**REQUIREMENT**
Rewrite the material from the line containing "415, 243, 446]" through the line containing "595, 243, 626]", with "header-cell" replaced by "column-header" and all else left unchanged. Give only those lines.

**PROVIDED INFORMATION**

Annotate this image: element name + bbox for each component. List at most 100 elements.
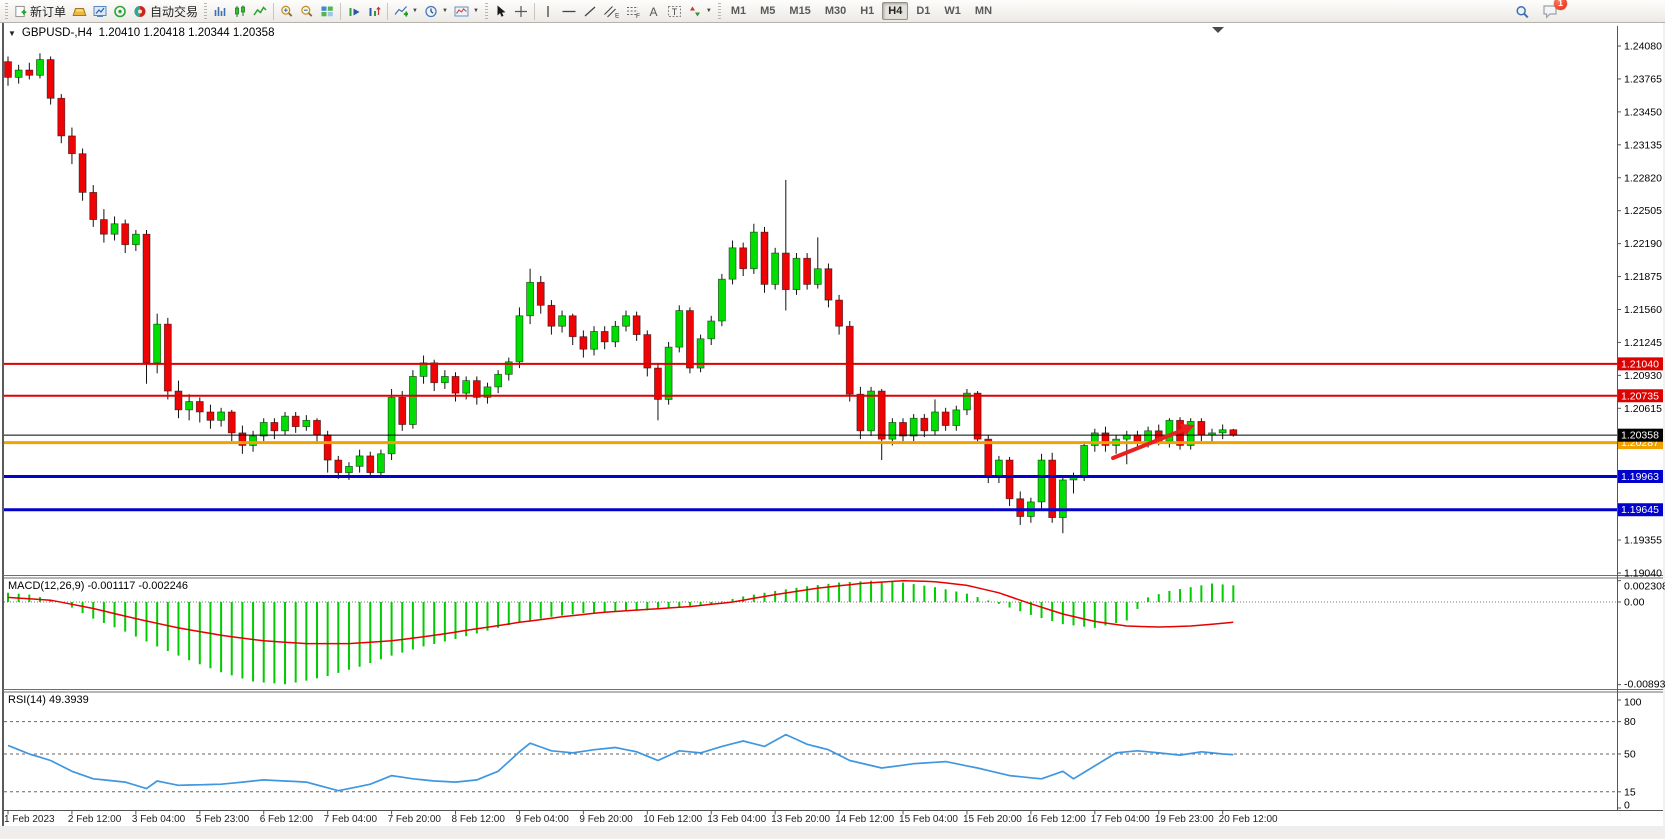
- svg-text:3 Feb 04:00: 3 Feb 04:00: [132, 814, 186, 825]
- rsi-indicator-label: RSI(14) 49.3939: [8, 694, 89, 706]
- toolbar-grip: [204, 3, 207, 19]
- toolbar-right-group: 1: [1512, 1, 1561, 24]
- template-button[interactable]: ▼: [451, 1, 482, 21]
- market-watch-button[interactable]: [90, 1, 110, 21]
- text-tool-button[interactable]: A: [644, 1, 664, 21]
- crosshair-tool-button[interactable]: [511, 1, 531, 21]
- chart-canvas[interactable]: 1.240801.237651.234501.231351.228201.225…: [0, 0, 1665, 839]
- dropdown-arrow-icon[interactable]: ▼: [473, 8, 479, 14]
- svg-text:1.23450: 1.23450: [1624, 106, 1662, 118]
- vertical-line-tool-button[interactable]: [538, 1, 558, 21]
- arrow-shapes-icon: [688, 5, 702, 18]
- svg-text:50: 50: [1624, 749, 1636, 761]
- text-tool-icon: A: [647, 5, 660, 18]
- zoom-in-icon: [280, 5, 294, 18]
- svg-text:1.20930: 1.20930: [1624, 370, 1662, 382]
- navigator-button[interactable]: [364, 1, 384, 21]
- svg-text:F: F: [636, 13, 640, 18]
- channel-tool-button[interactable]: E: [600, 1, 622, 21]
- svg-text:1.22820: 1.22820: [1624, 172, 1662, 184]
- notification-badge: 1: [1554, 0, 1567, 10]
- svg-text:15 Feb 20:00: 15 Feb 20:00: [963, 814, 1022, 825]
- svg-text:1.19963: 1.19963: [1621, 471, 1659, 483]
- svg-text:1.22505: 1.22505: [1624, 205, 1662, 217]
- cursor-tool-button[interactable]: [491, 1, 511, 21]
- fibonacci-icon: F: [625, 5, 641, 18]
- dropdown-arrow-icon[interactable]: ▼: [442, 8, 448, 14]
- autotrading-button[interactable]: 自动交易: [130, 1, 201, 21]
- horizontal-line-tool-button[interactable]: [558, 1, 580, 21]
- svg-text:20 Feb 12:00: 20 Feb 12:00: [1219, 814, 1278, 825]
- svg-text:1.19355: 1.19355: [1624, 535, 1662, 547]
- vertical-line-icon: [542, 5, 554, 18]
- fibonacci-tool-button[interactable]: F: [622, 1, 644, 21]
- svg-text:1.20735: 1.20735: [1621, 390, 1659, 402]
- new-order-label: 新订单: [30, 3, 66, 20]
- label-tool-icon: T: [667, 5, 682, 18]
- tile-windows-button[interactable]: [317, 1, 337, 21]
- svg-text:0.00: 0.00: [1624, 597, 1645, 609]
- svg-text:5 Feb 23:00: 5 Feb 23:00: [196, 814, 250, 825]
- arrows-tool-button[interactable]: ▼: [685, 1, 715, 21]
- dropdown-arrow-icon[interactable]: ▼: [706, 8, 712, 14]
- zoom-out-button[interactable]: [297, 1, 317, 21]
- quotes-button[interactable]: [69, 1, 90, 21]
- line-chart-mode-button[interactable]: [250, 1, 270, 21]
- svg-text:19 Feb 23:00: 19 Feb 23:00: [1155, 814, 1214, 825]
- toolbar-grip: [5, 3, 8, 19]
- svg-text:1.19645: 1.19645: [1621, 504, 1659, 516]
- svg-text:A: A: [650, 5, 658, 18]
- svg-text:16 Feb 12:00: 16 Feb 12:00: [1027, 814, 1086, 825]
- period-button[interactable]: ▼: [421, 1, 451, 21]
- signals-button[interactable]: [110, 1, 130, 21]
- timeframe-button-M5[interactable]: M5: [754, 2, 781, 20]
- trendline-tool-button[interactable]: [580, 1, 600, 21]
- add-indicator-icon: [394, 5, 408, 18]
- market-watch-icon: [93, 5, 107, 18]
- toolbar-separator: [340, 3, 341, 20]
- dropdown-arrow-icon[interactable]: ▼: [412, 8, 418, 14]
- candlestick-chart-icon: [233, 5, 247, 18]
- autotrading-icon: [133, 5, 147, 18]
- toolbar-grip: [485, 3, 488, 19]
- tile-windows-icon: [320, 5, 334, 18]
- timeframe-button-H1[interactable]: H1: [854, 2, 880, 20]
- svg-text:2 Feb 12:00: 2 Feb 12:00: [68, 814, 122, 825]
- svg-text:-0.008939: -0.008939: [1624, 679, 1665, 691]
- timeframe-button-H4[interactable]: H4: [882, 2, 908, 20]
- candlestick-mode-button[interactable]: [230, 1, 250, 21]
- add-indicator-button[interactable]: ▼: [391, 1, 421, 21]
- search-icon: [1515, 5, 1530, 20]
- timeframe-button-M15[interactable]: M15: [783, 2, 816, 20]
- horizontal-line-icon: [561, 5, 577, 18]
- timeframe-button-W1[interactable]: W1: [938, 2, 967, 20]
- zoom-in-button[interactable]: [277, 1, 297, 21]
- timeframe-button-MN[interactable]: MN: [969, 2, 998, 20]
- zoom-out-icon: [300, 5, 314, 18]
- svg-text:8 Feb 12:00: 8 Feb 12:00: [452, 814, 506, 825]
- autotrading-label: 自动交易: [150, 3, 198, 20]
- toolbar-separator: [534, 3, 535, 20]
- new-order-button[interactable]: 新订单: [11, 1, 69, 21]
- timeframe-button-M1[interactable]: M1: [725, 2, 752, 20]
- svg-text:9 Feb 20:00: 9 Feb 20:00: [579, 814, 633, 825]
- svg-text:1.23765: 1.23765: [1624, 73, 1662, 85]
- svg-text:7 Feb 04:00: 7 Feb 04:00: [324, 814, 378, 825]
- data-window-button[interactable]: [344, 1, 364, 21]
- search-button[interactable]: [1512, 2, 1533, 22]
- label-tool-button[interactable]: T: [664, 1, 685, 21]
- svg-text:7 Feb 20:00: 7 Feb 20:00: [388, 814, 442, 825]
- chart-title-text: GBPUSD-,H4 1.20410 1.20418 1.20344 1.203…: [22, 27, 275, 39]
- timeframe-button-M30[interactable]: M30: [819, 2, 852, 20]
- chart-background: [0, 23, 1665, 839]
- chart-title[interactable]: ▼ GBPUSD-,H4 1.20410 1.20418 1.20344 1.2…: [8, 27, 274, 39]
- svg-text:1.21040: 1.21040: [1621, 358, 1659, 370]
- cursor-icon: [494, 5, 507, 18]
- bar-chart-mode-button[interactable]: [210, 1, 230, 21]
- bar-chart-icon: [213, 5, 227, 18]
- timeframe-button-D1[interactable]: D1: [910, 2, 936, 20]
- svg-text:1.21875: 1.21875: [1624, 271, 1662, 283]
- macd-indicator-label: MACD(12,26,9) -0.001117 -0.002246: [8, 580, 188, 592]
- equidistant-channel-icon: E: [603, 5, 619, 18]
- chart-menu-icon[interactable]: ▼: [8, 29, 16, 38]
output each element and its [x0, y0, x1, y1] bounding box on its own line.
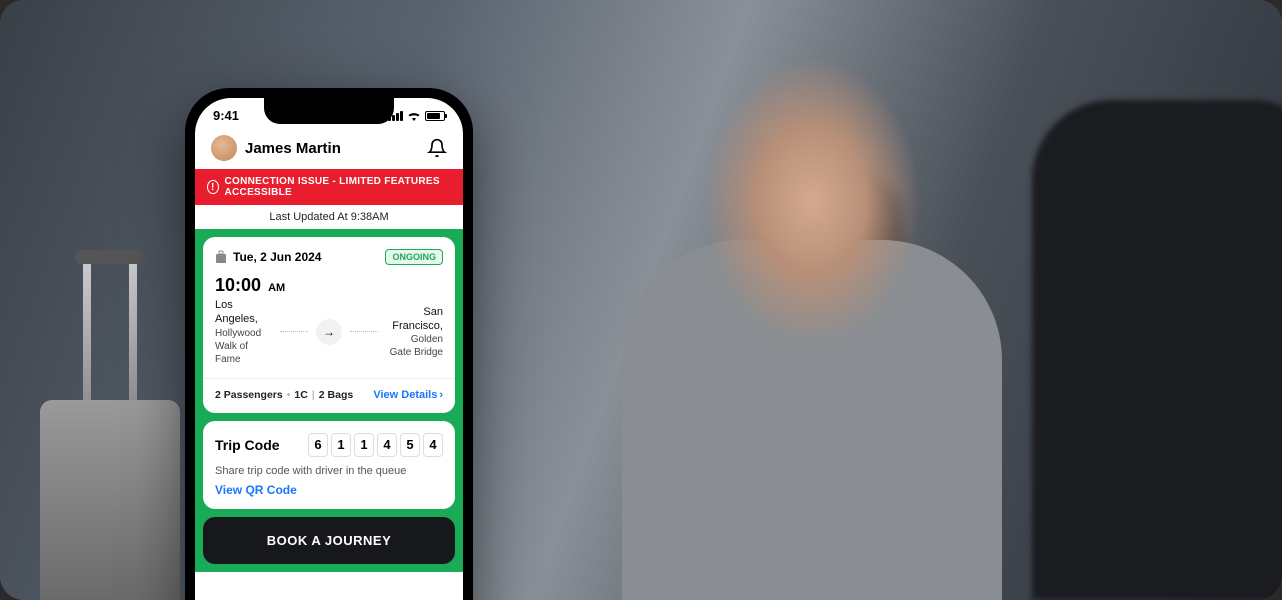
trip-code-desc: Share trip code with driver in the queue: [215, 465, 443, 477]
view-qr-link[interactable]: View QR Code: [215, 483, 443, 497]
phone-home-screen: 9:41 James Martin ! CONNECTION ISSUE - L…: [185, 88, 473, 600]
trip-code-digits: 6 1 1 4 5 4: [308, 433, 443, 457]
book-journey-button[interactable]: BOOK A JOURNEY: [203, 517, 455, 564]
username: James Martin: [245, 140, 341, 157]
bell-icon[interactable]: [427, 138, 447, 158]
status-badge-ongoing: ONGOING: [385, 249, 443, 265]
avatar[interactable]: [211, 135, 237, 161]
status-time: 9:41: [213, 108, 239, 123]
journey-time: 10:00 AM: [215, 275, 443, 296]
connection-alert: ! CONNECTION ISSUE - LIMITED FEATURES AC…: [195, 169, 463, 205]
dest-detail: Golden Gate Bridge: [386, 333, 443, 359]
chevron-right-icon: ›: [439, 389, 443, 401]
view-details-link[interactable]: View Details ›: [373, 389, 443, 401]
trip-code-card: Trip Code 6 1 1 4 5 4 Share trip code wi…: [203, 421, 455, 509]
origin-city: Los Angeles,: [215, 298, 272, 327]
suitcase-icon: [215, 250, 227, 264]
origin-detail: Hollywood Walk of Fame: [215, 327, 272, 366]
dest-city: San Francisco,: [386, 305, 443, 334]
phone-notch: [264, 98, 394, 124]
promo-stage: 9:41 Martin⌄ NEYS HISTORY All Journeys⌄ …: [0, 0, 1282, 600]
journey-meta: 2 Passengers•1C|2 Bags: [215, 389, 353, 401]
arrow-right-icon: →: [316, 319, 342, 345]
last-updated: Last Updated At 9:38AM: [195, 205, 463, 229]
journey-date: Tue, 2 Jun 2024: [233, 250, 321, 264]
alert-icon: !: [207, 180, 219, 194]
trip-code-title: Trip Code: [215, 437, 280, 453]
battery-icon: [425, 111, 445, 121]
journey-card: Tue, 2 Jun 2024 ONGOING 10:00 AM Los Ang…: [203, 237, 455, 413]
suitcase-prop: [40, 240, 180, 600]
wifi-icon: [407, 111, 421, 121]
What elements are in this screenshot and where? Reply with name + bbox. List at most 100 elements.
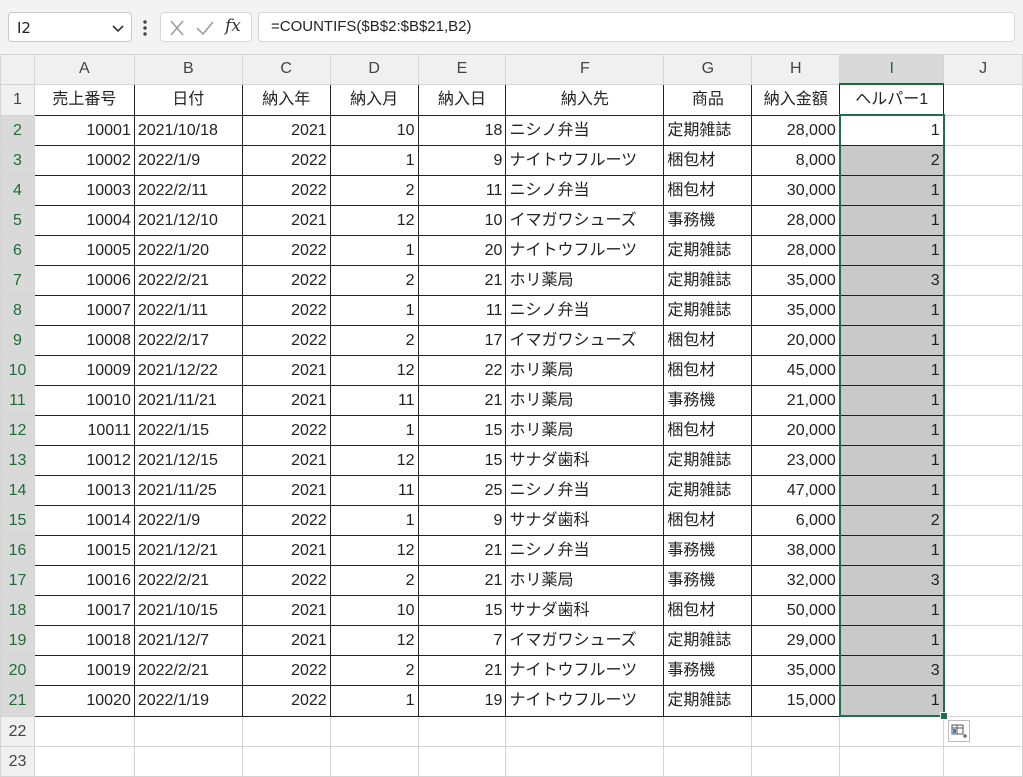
data-cell[interactable]: 2022/1/15	[133, 415, 243, 446]
empty-cell[interactable]	[943, 745, 1023, 777]
data-cell[interactable]: 2021	[241, 445, 331, 476]
row-header[interactable]: 9	[0, 325, 35, 356]
data-cell[interactable]: 17	[417, 325, 507, 356]
header-cell[interactable]: 売上番号	[33, 83, 135, 116]
data-cell[interactable]: 11	[329, 385, 419, 416]
data-cell[interactable]: 2021/10/15	[133, 595, 243, 626]
data-cell[interactable]: 12	[329, 445, 419, 476]
data-cell[interactable]: 2021	[241, 475, 331, 506]
row-header[interactable]: 22	[0, 715, 35, 747]
data-cell[interactable]: 11	[417, 175, 507, 206]
data-cell[interactable]: 28,000	[751, 114, 841, 146]
data-cell[interactable]: 2022	[241, 505, 331, 536]
data-cell[interactable]: 梱包材	[663, 145, 753, 176]
data-cell[interactable]: 10002	[33, 145, 135, 176]
empty-cell[interactable]	[505, 745, 665, 777]
helper-cell[interactable]: 1	[838, 235, 945, 266]
row-header[interactable]: 7	[0, 265, 35, 296]
data-cell[interactable]: 事務機	[663, 205, 753, 236]
data-cell[interactable]: 2021/12/10	[133, 205, 243, 236]
empty-cell[interactable]	[133, 745, 243, 777]
data-cell[interactable]: 2021	[241, 625, 331, 656]
data-cell[interactable]: 21	[417, 535, 507, 566]
insert-function-button[interactable]: fx	[225, 16, 241, 36]
row-header[interactable]: 2	[0, 114, 35, 146]
helper-cell[interactable]: 1	[838, 205, 945, 236]
data-cell[interactable]: 10	[329, 595, 419, 626]
data-cell[interactable]: 2022	[241, 145, 331, 176]
data-cell[interactable]: 6,000	[751, 505, 841, 536]
empty-cell[interactable]	[943, 265, 1023, 296]
data-cell[interactable]: 2022	[241, 175, 331, 206]
helper-cell[interactable]: 2	[838, 145, 945, 176]
empty-cell[interactable]	[943, 445, 1023, 476]
data-cell[interactable]: 定期雑誌	[663, 295, 753, 326]
empty-cell[interactable]	[33, 745, 135, 777]
row-header[interactable]: 19	[0, 625, 35, 656]
empty-cell[interactable]	[943, 235, 1023, 266]
data-cell[interactable]: 10	[417, 205, 507, 236]
helper-cell[interactable]: 1	[838, 475, 945, 506]
row-header[interactable]: 10	[0, 355, 35, 386]
data-cell[interactable]: 2022/1/11	[133, 295, 243, 326]
column-header-e[interactable]: E	[417, 54, 507, 85]
row-header[interactable]: 12	[0, 415, 35, 446]
row-header[interactable]: 18	[0, 595, 35, 626]
data-cell[interactable]: 2022	[241, 325, 331, 356]
data-cell[interactable]: 35,000	[751, 265, 841, 296]
data-cell[interactable]: 2022	[241, 565, 331, 596]
data-cell[interactable]: 定期雑誌	[663, 265, 753, 296]
data-cell[interactable]: サナダ歯科	[505, 445, 665, 476]
data-cell[interactable]: 22	[417, 355, 507, 386]
data-cell[interactable]: ニシノ弁当	[505, 114, 665, 146]
row-header[interactable]: 17	[0, 565, 35, 596]
data-cell[interactable]: 10018	[33, 625, 135, 656]
row-header[interactable]: 11	[0, 385, 35, 416]
data-cell[interactable]: 2	[329, 265, 419, 296]
data-cell[interactable]: 10014	[33, 505, 135, 536]
data-cell[interactable]: イマガワシューズ	[505, 625, 665, 656]
header-cell[interactable]: 納入月	[329, 83, 419, 116]
data-cell[interactable]: 2021	[241, 114, 331, 146]
data-cell[interactable]: 21	[417, 565, 507, 596]
data-cell[interactable]: 10007	[33, 295, 135, 326]
data-cell[interactable]: ニシノ弁当	[505, 295, 665, 326]
empty-cell[interactable]	[329, 745, 419, 777]
data-cell[interactable]: 15	[417, 445, 507, 476]
data-cell[interactable]: 2	[329, 175, 419, 206]
data-cell[interactable]: 12	[329, 535, 419, 566]
data-cell[interactable]: 21	[417, 265, 507, 296]
column-header-c[interactable]: C	[241, 54, 331, 85]
data-cell[interactable]: 11	[329, 475, 419, 506]
data-cell[interactable]: 2021	[241, 385, 331, 416]
data-cell[interactable]: 2	[329, 325, 419, 356]
empty-cell[interactable]	[663, 715, 753, 747]
empty-cell[interactable]	[33, 715, 135, 747]
column-header-a[interactable]: A	[33, 54, 135, 85]
data-cell[interactable]: 35,000	[751, 655, 841, 686]
data-cell[interactable]: 50,000	[751, 595, 841, 626]
data-cell[interactable]: イマガワシューズ	[505, 205, 665, 236]
data-cell[interactable]: 10012	[33, 445, 135, 476]
helper-cell[interactable]: 2	[838, 505, 945, 536]
formula-input[interactable]: =COUNTIFS($B$2:$B$21,B2)	[258, 12, 1015, 42]
data-cell[interactable]: 25	[417, 475, 507, 506]
data-cell[interactable]: 定期雑誌	[663, 235, 753, 266]
data-cell[interactable]: 10005	[33, 235, 135, 266]
empty-cell[interactable]	[505, 715, 665, 747]
data-cell[interactable]: 2021	[241, 595, 331, 626]
data-cell[interactable]: 梱包材	[663, 595, 753, 626]
data-cell[interactable]: 2	[329, 565, 419, 596]
name-box[interactable]: I2	[8, 12, 132, 42]
empty-cell[interactable]	[839, 715, 945, 747]
data-cell[interactable]: 2022	[241, 235, 331, 266]
data-cell[interactable]: 1	[329, 145, 419, 176]
helper-cell[interactable]: 1	[838, 535, 945, 566]
empty-cell[interactable]	[329, 715, 419, 747]
data-cell[interactable]: 21	[417, 655, 507, 686]
empty-cell[interactable]	[943, 535, 1023, 566]
empty-cell[interactable]	[751, 745, 841, 777]
data-cell[interactable]: 28,000	[751, 205, 841, 236]
row-header[interactable]: 21	[0, 685, 35, 717]
data-cell[interactable]: ホリ薬局	[505, 415, 665, 446]
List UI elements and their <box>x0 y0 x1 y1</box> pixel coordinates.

**TASK RESULT**
data-cell[interactable]: 2022/1/15	[133, 415, 243, 446]
empty-cell[interactable]	[943, 745, 1023, 777]
data-cell[interactable]: 2021	[241, 445, 331, 476]
row-header[interactable]: 9	[0, 325, 35, 356]
data-cell[interactable]: 17	[417, 325, 507, 356]
column-header[interactable]: 売上番号	[33, 83, 135, 116]
data-cell[interactable]: 11	[329, 385, 419, 416]
data-cell[interactable]: 2021/10/15	[133, 595, 243, 626]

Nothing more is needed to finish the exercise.